• _Directions_
Format every line of the records below as a two-column Markdown table, Row for a running number and Line for the line itself, omitting any blank lines.

---------- Material ----------

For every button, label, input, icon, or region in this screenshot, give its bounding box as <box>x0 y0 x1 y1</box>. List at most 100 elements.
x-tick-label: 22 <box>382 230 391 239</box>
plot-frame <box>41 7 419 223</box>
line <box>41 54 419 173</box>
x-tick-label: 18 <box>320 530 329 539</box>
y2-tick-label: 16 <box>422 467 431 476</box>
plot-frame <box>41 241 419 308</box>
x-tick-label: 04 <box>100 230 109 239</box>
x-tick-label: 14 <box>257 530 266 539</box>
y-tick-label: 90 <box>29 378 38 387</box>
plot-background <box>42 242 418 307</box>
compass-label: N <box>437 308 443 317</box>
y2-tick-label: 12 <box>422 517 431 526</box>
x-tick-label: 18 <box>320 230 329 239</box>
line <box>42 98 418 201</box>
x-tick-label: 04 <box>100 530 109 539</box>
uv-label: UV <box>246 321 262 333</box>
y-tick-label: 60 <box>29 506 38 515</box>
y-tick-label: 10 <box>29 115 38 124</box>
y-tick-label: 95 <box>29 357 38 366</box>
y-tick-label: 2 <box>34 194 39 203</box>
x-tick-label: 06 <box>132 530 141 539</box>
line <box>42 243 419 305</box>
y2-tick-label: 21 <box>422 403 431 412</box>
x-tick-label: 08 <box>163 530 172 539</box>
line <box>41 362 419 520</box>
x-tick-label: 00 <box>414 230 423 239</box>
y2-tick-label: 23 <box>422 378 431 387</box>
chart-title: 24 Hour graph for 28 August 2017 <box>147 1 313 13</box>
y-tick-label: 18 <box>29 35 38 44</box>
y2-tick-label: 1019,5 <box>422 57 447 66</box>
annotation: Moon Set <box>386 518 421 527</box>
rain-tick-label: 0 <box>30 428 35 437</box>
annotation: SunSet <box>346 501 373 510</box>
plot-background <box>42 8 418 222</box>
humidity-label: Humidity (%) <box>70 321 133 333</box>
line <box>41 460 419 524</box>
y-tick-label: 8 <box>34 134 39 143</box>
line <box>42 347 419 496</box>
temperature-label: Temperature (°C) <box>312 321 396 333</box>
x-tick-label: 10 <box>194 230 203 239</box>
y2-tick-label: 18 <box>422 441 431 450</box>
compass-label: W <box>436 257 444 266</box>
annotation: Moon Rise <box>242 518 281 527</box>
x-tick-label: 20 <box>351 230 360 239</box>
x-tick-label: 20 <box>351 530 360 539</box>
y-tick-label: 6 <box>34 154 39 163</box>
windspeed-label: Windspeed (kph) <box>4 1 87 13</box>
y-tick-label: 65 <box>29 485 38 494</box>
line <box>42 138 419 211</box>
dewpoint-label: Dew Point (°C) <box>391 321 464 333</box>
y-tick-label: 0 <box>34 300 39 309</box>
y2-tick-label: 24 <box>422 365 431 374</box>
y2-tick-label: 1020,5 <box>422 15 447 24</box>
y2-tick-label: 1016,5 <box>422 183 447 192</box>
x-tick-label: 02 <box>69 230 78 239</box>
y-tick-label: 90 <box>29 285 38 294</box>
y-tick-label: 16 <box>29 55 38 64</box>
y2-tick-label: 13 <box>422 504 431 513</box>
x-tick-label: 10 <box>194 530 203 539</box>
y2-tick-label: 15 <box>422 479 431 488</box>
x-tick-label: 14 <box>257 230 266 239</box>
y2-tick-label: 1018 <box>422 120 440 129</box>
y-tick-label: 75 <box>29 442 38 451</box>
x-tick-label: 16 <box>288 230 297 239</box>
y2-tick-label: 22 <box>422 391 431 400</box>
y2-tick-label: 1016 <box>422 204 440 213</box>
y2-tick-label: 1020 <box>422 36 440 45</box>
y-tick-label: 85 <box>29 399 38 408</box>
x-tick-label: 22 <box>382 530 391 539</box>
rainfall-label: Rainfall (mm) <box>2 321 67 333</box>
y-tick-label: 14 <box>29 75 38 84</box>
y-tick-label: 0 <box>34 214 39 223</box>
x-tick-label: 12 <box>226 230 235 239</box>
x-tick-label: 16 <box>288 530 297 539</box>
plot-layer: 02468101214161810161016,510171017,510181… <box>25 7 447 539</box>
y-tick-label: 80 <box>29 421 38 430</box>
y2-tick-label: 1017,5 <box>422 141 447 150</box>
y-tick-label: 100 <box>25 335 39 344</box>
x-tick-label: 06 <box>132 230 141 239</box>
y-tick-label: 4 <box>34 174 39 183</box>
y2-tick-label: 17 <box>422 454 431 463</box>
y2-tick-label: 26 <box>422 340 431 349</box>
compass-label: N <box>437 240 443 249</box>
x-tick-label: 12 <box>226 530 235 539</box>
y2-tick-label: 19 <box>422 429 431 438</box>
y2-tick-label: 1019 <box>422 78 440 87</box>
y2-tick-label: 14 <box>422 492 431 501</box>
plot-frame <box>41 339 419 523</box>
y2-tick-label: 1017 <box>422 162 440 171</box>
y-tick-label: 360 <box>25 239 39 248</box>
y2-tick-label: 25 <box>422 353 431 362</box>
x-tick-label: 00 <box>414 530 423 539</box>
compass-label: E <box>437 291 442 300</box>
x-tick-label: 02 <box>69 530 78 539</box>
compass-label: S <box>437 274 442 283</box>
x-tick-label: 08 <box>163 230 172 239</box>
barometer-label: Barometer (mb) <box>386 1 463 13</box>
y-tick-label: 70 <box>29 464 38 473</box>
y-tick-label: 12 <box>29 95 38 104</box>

----------

• _Response to the task_
| Row | Line |
|---|---|
| 1 | For every button, label, input, icon, or region in this screenshot, give its bounding box as <box>x0 y0 x1 y1</box>. List at most 100 elements. |
| 2 | x-tick-label: 22 <box>382 230 391 239</box> |
| 3 | plot-frame <box>41 7 419 223</box> |
| 4 | line <box>41 54 419 173</box> |
| 5 | x-tick-label: 18 <box>320 530 329 539</box> |
| 6 | y2-tick-label: 16 <box>422 467 431 476</box> |
| 7 | plot-frame <box>41 241 419 308</box> |
| 8 | x-tick-label: 04 <box>100 230 109 239</box> |
| 9 | x-tick-label: 14 <box>257 530 266 539</box> |
| 10 | y-tick-label: 90 <box>29 378 38 387</box> |
| 11 | plot-background <box>42 242 418 307</box> |
| 12 | compass-label: N <box>437 308 443 317</box> |
| 13 | y2-tick-label: 12 <box>422 517 431 526</box> |
| 14 | x-tick-label: 18 <box>320 230 329 239</box> |
| 15 | line <box>42 98 418 201</box> |
| 16 | x-tick-label: 04 <box>100 530 109 539</box> |
| 17 | uv-label: UV <box>246 321 262 333</box> |
| 18 | y-tick-label: 60 <box>29 506 38 515</box> |
| 19 | y-tick-label: 10 <box>29 115 38 124</box> |
| 20 | y-tick-label: 95 <box>29 357 38 366</box> |
| 21 | y-tick-label: 2 <box>34 194 39 203</box> |
| 22 | x-tick-label: 06 <box>132 530 141 539</box> |
| 23 | line <box>42 243 419 305</box> |
| 24 | y2-tick-label: 21 <box>422 403 431 412</box> |
| 25 | x-tick-label: 08 <box>163 530 172 539</box> |
| 26 | line <box>41 362 419 520</box> |
| 27 | x-tick-label: 00 <box>414 230 423 239</box> |
| 28 | y2-tick-label: 23 <box>422 378 431 387</box> |
| 29 | chart-title: 24 Hour graph for 28 August 2017 <box>147 1 313 13</box> |
| 30 | y-tick-label: 18 <box>29 35 38 44</box> |
| 31 | y2-tick-label: 1019,5 <box>422 57 447 66</box> |
| 32 | annotation: Moon Set <box>386 518 421 527</box> |
| 33 | rain-tick-label: 0 <box>30 428 35 437</box> |
| 34 | annotation: SunSet <box>346 501 373 510</box> |
| 35 | plot-background <box>42 8 418 222</box> |
| 36 | humidity-label: Humidity (%) <box>70 321 133 333</box> |
| 37 | line <box>41 460 419 524</box> |
| 38 | y-tick-label: 8 <box>34 134 39 143</box> |
| 39 | line <box>42 347 419 496</box> |
| 40 | temperature-label: Temperature (°C) <box>312 321 396 333</box> |
| 41 | x-tick-label: 10 <box>194 230 203 239</box> |
| 42 | y2-tick-label: 18 <box>422 441 431 450</box> |
| 43 | compass-label: W <box>436 257 444 266</box> |
| 44 | annotation: Moon Rise <box>242 518 281 527</box> |
| 45 | x-tick-label: 20 <box>351 230 360 239</box> |
| 46 | x-tick-label: 20 <box>351 530 360 539</box> |
| 47 | y-tick-label: 6 <box>34 154 39 163</box> |
| 48 | windspeed-label: Windspeed (kph) <box>4 1 87 13</box> |
| 49 | y-tick-label: 65 <box>29 485 38 494</box> |
| 50 | line <box>42 138 419 211</box> |
| 51 | dewpoint-label: Dew Point (°C) <box>391 321 464 333</box> |
| 52 | y-tick-label: 0 <box>34 300 39 309</box> |
| 53 | y2-tick-label: 24 <box>422 365 431 374</box> |
| 54 | y2-tick-label: 1020,5 <box>422 15 447 24</box> |
| 55 | y2-tick-label: 1016,5 <box>422 183 447 192</box> |
| 56 | x-tick-label: 02 <box>69 230 78 239</box> |
| 57 | y-tick-label: 90 <box>29 285 38 294</box> |
| 58 | y-tick-label: 16 <box>29 55 38 64</box> |
| 59 | y2-tick-label: 13 <box>422 504 431 513</box> |
| 60 | x-tick-label: 10 <box>194 530 203 539</box> |
| 61 | y2-tick-label: 15 <box>422 479 431 488</box> |
| 62 | x-tick-label: 14 <box>257 230 266 239</box> |
| 63 | y2-tick-label: 1018 <box>422 120 440 129</box> |
| 64 | y-tick-label: 75 <box>29 442 38 451</box> |
| 65 | x-tick-label: 16 <box>288 230 297 239</box> |
| 66 | y2-tick-label: 22 <box>422 391 431 400</box> |
| 67 | y2-tick-label: 1016 <box>422 204 440 213</box> |
| 68 | y2-tick-label: 1020 <box>422 36 440 45</box> |
| 69 | y-tick-label: 85 <box>29 399 38 408</box> |
| 70 | x-tick-label: 22 <box>382 530 391 539</box> |
| 71 | rainfall-label: Rainfall (mm) <box>2 321 67 333</box> |
| 72 | y-tick-label: 14 <box>29 75 38 84</box> |
| 73 | y-tick-label: 0 <box>34 214 39 223</box> |
| 74 | x-tick-label: 12 <box>226 230 235 239</box> |
| 75 | x-tick-label: 16 <box>288 530 297 539</box> |
| 76 | plot-layer: 02468101214161810161016,510171017,510181… <box>25 7 447 539</box> |
| 77 | y-tick-label: 80 <box>29 421 38 430</box> |
| 78 | y2-tick-label: 1017,5 <box>422 141 447 150</box> |
| 79 | y-tick-label: 100 <box>25 335 39 344</box> |
| 80 | x-tick-label: 06 <box>132 230 141 239</box> |
| 81 | y-tick-label: 4 <box>34 174 39 183</box> |
| 82 | y2-tick-label: 17 <box>422 454 431 463</box> |
| 83 | y2-tick-label: 26 <box>422 340 431 349</box> |
| 84 | compass-label: N <box>437 240 443 249</box> |
| 85 | x-tick-label: 12 <box>226 530 235 539</box> |
| 86 | y2-tick-label: 19 <box>422 429 431 438</box> |
| 87 | y2-tick-label: 1019 <box>422 78 440 87</box> |
| 88 | y2-tick-label: 14 <box>422 492 431 501</box> |
| 89 | plot-frame <box>41 339 419 523</box> |
| 90 | y2-tick-label: 1017 <box>422 162 440 171</box> |
| 91 | y-tick-label: 360 <box>25 239 39 248</box> |
| 92 | y2-tick-label: 25 <box>422 353 431 362</box> |
| 93 | x-tick-label: 00 <box>414 530 423 539</box> |
| 94 | compass-label: E <box>437 291 442 300</box> |
| 95 | x-tick-label: 02 <box>69 530 78 539</box> |
| 96 | compass-label: S <box>437 274 442 283</box> |
| 97 | x-tick-label: 08 <box>163 230 172 239</box> |
| 98 | barometer-label: Barometer (mb) <box>386 1 463 13</box> |
| 99 | y-tick-label: 70 <box>29 464 38 473</box> |
| 100 | y-tick-label: 12 <box>29 95 38 104</box> |